[Data entries]
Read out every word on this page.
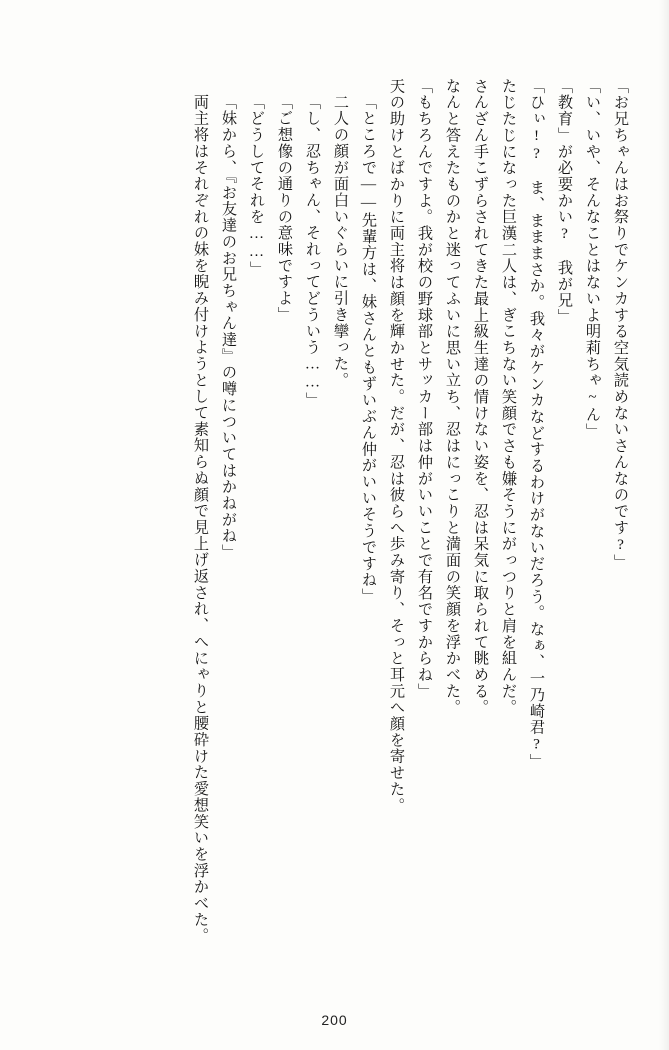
「お兄ちゃんはお祭りでケンカする空気読めないさんなのです?」
「い、いや、そんなことはないよ明莉ちゃ~ん」
「教育」が必要かい?　我が兄」
「ひぃ!?　ま、まままさか。我々がケンカなどするわけがないだろう。なぁ、一乃崎君?」
たじたじになった巨漢二人は、ぎこちない笑顔でさも嫌そうにがっつりと肩を組んだ。
さんざん手こずらされてきた最上級生達の情けない姿を、忍は呆気に取られて眺める。
なんと答えたものかと迷ってふいに思い立ち、忍はにっこりと満面の笑顔を浮かべた。
「もちろんですよ。我が校の野球部とサッカー部は仲がいいことで有名ですからね」
天の助けとばかりに両主将は顔を輝かせた。だが、忍は彼らへ歩み寄り、そっと耳元へ顔を寄せた。
「ところで――先輩方は、妹さんともずいぶん仲がいいそうですね」
二人の顔が面白いぐらいに引き攣った。
「し、忍ちゃん、それってどういう……」
「ご想像の通りの意味ですよ」
「どうしてそれを……」
「妹から、『お友達のお兄ちゃん達』の噂についてはかねがね」
両主将はそれぞれの妹を睨み付けようとして素知らぬ顔で見上げ返され、へにゃりと腰砕けた愛想笑いを浮かべた。
200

[WRITTEN PROBLEM] Each line of the data is to be duplicated exactly; pictures stay out of the copy.

[RESULT BELOW]
Read out every word on this page.
「お兄ちゃんはお祭りでケンカする空気読めないさんなのです?」
「い、いや、そんなことはないよ明莉ちゃ~ん」
「教育」が必要かい?　我が兄」
「ひぃ!?　ま、まままさか。我々がケンカなどするわけがないだろう。なぁ、一乃崎君?」
たじたじになった巨漢二人は、ぎこちない笑顔でさも嫌そうにがっつりと肩を組んだ。
さんざん手こずらされてきた最上級生達の情けない姿を、忍は呆気に取られて眺める。
なんと答えたものかと迷ってふいに思い立ち、忍はにっこりと満面の笑顔を浮かべた。
「もちろんですよ。我が校の野球部とサッカー部は仲がいいことで有名ですからね」
天の助けとばかりに両主将は顔を輝かせた。だが、忍は彼らへ歩み寄り、そっと耳元へ顔を寄せた。
「ところで――先輩方は、妹さんともずいぶん仲がいいそうですね」
二人の顔が面白いぐらいに引き攣った。
「し、忍ちゃん、それってどういう……」
「ご想像の通りの意味ですよ」
「どうしてそれを……」
「妹から、『お友達のお兄ちゃん達』の噂についてはかねがね」
両主将はそれぞれの妹を睨み付けようとして素知らぬ顔で見上げ返され、へにゃりと腰砕けた愛想笑いを浮かべた。
200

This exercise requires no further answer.